■ **Exercise**: Give the data below again, word for word.

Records

##############################

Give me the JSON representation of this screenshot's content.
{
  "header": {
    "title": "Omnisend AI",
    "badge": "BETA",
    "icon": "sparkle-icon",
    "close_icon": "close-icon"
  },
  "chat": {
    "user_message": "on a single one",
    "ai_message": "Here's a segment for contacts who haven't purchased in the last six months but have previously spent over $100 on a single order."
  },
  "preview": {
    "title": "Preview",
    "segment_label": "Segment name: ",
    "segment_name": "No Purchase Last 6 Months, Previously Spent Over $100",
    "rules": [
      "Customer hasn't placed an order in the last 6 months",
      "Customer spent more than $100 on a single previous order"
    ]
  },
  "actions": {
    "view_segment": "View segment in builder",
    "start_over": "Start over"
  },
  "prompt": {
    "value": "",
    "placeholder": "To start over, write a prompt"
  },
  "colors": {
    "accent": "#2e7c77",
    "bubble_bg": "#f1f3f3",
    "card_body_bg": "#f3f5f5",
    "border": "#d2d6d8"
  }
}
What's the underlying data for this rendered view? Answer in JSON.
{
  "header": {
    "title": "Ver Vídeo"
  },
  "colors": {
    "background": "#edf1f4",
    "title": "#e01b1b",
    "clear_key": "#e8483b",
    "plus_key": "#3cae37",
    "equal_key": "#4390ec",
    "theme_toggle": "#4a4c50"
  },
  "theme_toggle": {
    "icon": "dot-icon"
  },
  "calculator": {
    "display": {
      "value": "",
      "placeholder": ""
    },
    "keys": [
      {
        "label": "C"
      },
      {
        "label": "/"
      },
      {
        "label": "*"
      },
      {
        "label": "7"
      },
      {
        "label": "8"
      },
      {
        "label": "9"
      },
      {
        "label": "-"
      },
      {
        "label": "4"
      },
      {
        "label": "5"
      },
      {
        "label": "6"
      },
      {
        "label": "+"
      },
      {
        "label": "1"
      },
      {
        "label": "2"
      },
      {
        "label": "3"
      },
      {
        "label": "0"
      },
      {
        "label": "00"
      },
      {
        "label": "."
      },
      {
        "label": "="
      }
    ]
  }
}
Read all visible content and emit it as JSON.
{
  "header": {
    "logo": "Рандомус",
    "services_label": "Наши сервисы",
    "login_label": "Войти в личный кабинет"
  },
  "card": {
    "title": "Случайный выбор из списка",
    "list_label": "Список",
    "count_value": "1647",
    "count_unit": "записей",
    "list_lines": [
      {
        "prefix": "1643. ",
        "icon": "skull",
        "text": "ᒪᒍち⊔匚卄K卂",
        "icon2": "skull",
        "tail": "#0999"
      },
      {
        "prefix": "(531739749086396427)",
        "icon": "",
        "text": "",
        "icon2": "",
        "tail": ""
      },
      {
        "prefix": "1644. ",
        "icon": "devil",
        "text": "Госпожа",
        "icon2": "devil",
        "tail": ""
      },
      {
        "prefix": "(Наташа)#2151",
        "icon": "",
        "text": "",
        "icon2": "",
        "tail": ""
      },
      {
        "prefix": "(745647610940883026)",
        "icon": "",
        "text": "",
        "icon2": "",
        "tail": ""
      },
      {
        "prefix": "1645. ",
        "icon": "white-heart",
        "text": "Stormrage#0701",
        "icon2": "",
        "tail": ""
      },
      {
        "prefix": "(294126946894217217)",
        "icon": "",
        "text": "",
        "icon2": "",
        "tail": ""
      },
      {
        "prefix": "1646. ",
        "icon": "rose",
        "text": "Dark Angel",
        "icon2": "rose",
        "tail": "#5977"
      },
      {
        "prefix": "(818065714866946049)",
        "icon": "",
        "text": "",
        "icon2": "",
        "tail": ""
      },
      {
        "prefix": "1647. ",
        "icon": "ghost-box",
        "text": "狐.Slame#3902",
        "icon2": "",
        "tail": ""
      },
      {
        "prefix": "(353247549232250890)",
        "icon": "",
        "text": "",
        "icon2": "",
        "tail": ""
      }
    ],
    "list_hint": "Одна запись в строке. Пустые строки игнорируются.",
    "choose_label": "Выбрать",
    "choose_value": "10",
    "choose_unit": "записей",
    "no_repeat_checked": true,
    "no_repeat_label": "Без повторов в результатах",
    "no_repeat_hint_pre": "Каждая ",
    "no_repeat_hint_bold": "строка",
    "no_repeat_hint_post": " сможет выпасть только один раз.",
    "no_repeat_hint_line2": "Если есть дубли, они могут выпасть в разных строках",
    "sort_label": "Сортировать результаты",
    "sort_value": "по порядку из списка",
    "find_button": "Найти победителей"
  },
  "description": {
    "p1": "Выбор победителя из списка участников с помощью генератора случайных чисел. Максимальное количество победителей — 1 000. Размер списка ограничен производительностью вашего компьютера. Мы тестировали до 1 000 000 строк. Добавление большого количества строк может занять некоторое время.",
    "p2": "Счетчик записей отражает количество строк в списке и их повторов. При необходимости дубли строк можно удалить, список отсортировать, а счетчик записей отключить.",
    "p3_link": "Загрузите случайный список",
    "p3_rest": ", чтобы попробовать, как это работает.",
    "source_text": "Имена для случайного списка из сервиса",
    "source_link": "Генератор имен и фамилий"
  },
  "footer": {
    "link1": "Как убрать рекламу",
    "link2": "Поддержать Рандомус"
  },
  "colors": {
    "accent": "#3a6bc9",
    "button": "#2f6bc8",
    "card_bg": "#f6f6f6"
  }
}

##############################

■ **Solution for this problem**:
Give me the JSON representation of this screenshot's content.
{
  "header": {
    "title": "Omnisend AI",
    "badge": "BETA",
    "icon": "sparkle-icon",
    "close_icon": "close-icon"
  },
  "chat": {
    "user_message": "on a single one",
    "ai_message": "Here's a segment for contacts who haven't purchased in the last six months but have previously spent over $100 on a single order."
  },
  "preview": {
    "title": "Preview",
    "segment_label": "Segment name: ",
    "segment_name": "No Purchase Last 6 Months, Previously Spent Over $100",
    "rules": [
      "Customer hasn't placed an order in the last 6 months",
      "Customer spent more than $100 on a single previous order"
    ]
  },
  "actions": {
    "view_segment": "View segment in builder",
    "start_over": "Start over"
  },
  "prompt": {
    "value": "",
    "placeholder": "To start over, write a prompt"
  },
  "colors": {
    "accent": "#2e7c77",
    "bubble_bg": "#f1f3f3",
    "card_body_bg": "#f3f5f5",
    "border": "#d2d6d8"
  }
}
What's the underlying data for this rendered view? Answer in JSON.
{
  "header": {
    "title": "Ver Vídeo"
  },
  "colors": {
    "background": "#edf1f4",
    "title": "#e01b1b",
    "clear_key": "#e8483b",
    "plus_key": "#3cae37",
    "equal_key": "#4390ec",
    "theme_toggle": "#4a4c50"
  },
  "theme_toggle": {
    "icon": "dot-icon"
  },
  "calculator": {
    "display": {
      "value": "",
      "placeholder": ""
    },
    "keys": [
      {
        "label": "C"
      },
      {
        "label": "/"
      },
      {
        "label": "*"
      },
      {
        "label": "7"
      },
      {
        "label": "8"
      },
      {
        "label": "9"
      },
      {
        "label": "-"
      },
      {
        "label": "4"
      },
      {
        "label": "5"
      },
      {
        "label": "6"
      },
      {
        "label": "+"
      },
      {
        "label": "1"
      },
      {
        "label": "2"
      },
      {
        "label": "3"
      },
      {
        "label": "0"
      },
      {
        "label": "00"
      },
      {
        "label": "."
      },
      {
        "label": "="
      }
    ]
  }
}
Read all visible content and emit it as JSON.
{
  "header": {
    "logo": "Рандомус",
    "services_label": "Наши сервисы",
    "login_label": "Войти в личный кабинет"
  },
  "card": {
    "title": "Случайный выбор из списка",
    "list_label": "Список",
    "count_value": "1647",
    "count_unit": "записей",
    "list_lines": [
      {
        "prefix": "1643. ",
        "icon": "skull",
        "text": "ᒪᒍち⊔匚卄K卂",
        "icon2": "skull",
        "tail": "#0999"
      },
      {
        "prefix": "(531739749086396427)",
        "icon": "",
        "text": "",
        "icon2": "",
        "tail": ""
      },
      {
        "prefix": "1644. ",
        "icon": "devil",
        "text": "Госпожа",
        "icon2": "devil",
        "tail": ""
      },
      {
        "prefix": "(Наташа)#2151",
        "icon": "",
        "text": "",
        "icon2": "",
        "tail": ""
      },
      {
        "prefix": "(745647610940883026)",
        "icon": "",
        "text": "",
        "icon2": "",
        "tail": ""
      },
      {
        "prefix": "1645. ",
        "icon": "white-heart",
        "text": "Stormrage#0701",
        "icon2": "",
        "tail": ""
      },
      {
        "prefix": "(294126946894217217)",
        "icon": "",
        "text": "",
        "icon2": "",
        "tail": ""
      },
      {
        "prefix": "1646. ",
        "icon": "rose",
        "text": "Dark Angel",
        "icon2": "rose",
        "tail": "#5977"
      },
      {
        "prefix": "(818065714866946049)",
        "icon": "",
        "text": "",
        "icon2": "",
        "tail": ""
      },
      {
        "prefix": "1647. ",
        "icon": "ghost-box",
        "text": "狐.Slame#3902",
        "icon2": "",
        "tail": ""
      },
      {
        "prefix": "(353247549232250890)",
        "icon": "",
        "text": "",
        "icon2": "",
        "tail": ""
      }
    ],
    "list_hint": "Одна запись в строке. Пустые строки игнорируются.",
    "choose_label": "Выбрать",
    "choose_value": "10",
    "choose_unit": "записей",
    "no_repeat_checked": true,
    "no_repeat_label": "Без повторов в результатах",
    "no_repeat_hint_pre": "Каждая ",
    "no_repeat_hint_bold": "строка",
    "no_repeat_hint_post": " сможет выпасть только один раз.",
    "no_repeat_hint_line2": "Если есть дубли, они могут выпасть в разных строках",
    "sort_label": "Сортировать результаты",
    "sort_value": "по порядку из списка",
    "find_button": "Найти победителей"
  },
  "description": {
    "p1": "Выбор победителя из списка участников с помощью генератора случайных чисел. Максимальное количество победителей — 1 000. Размер списка ограничен производительностью вашего компьютера. Мы тестировали до 1 000 000 строк. Добавление большого количества строк может занять некоторое время.",
    "p2": "Счетчик записей отражает количество строк в списке и их повторов. При необходимости дубли строк можно удалить, список отсортировать, а счетчик записей отключить.",
    "p3_link": "Загрузите случайный список",
    "p3_rest": ", чтобы попробовать, как это работает.",
    "source_text": "Имена для случайного списка из сервиса",
    "source_link": "Генератор имен и фамилий"
  },
  "footer": {
    "link1": "Как убрать рекламу",
    "link2": "Поддержать Рандомус"
  },
  "colors": {
    "accent": "#3a6bc9",
    "button": "#2f6bc8",
    "card_bg": "#f6f6f6"
  }
}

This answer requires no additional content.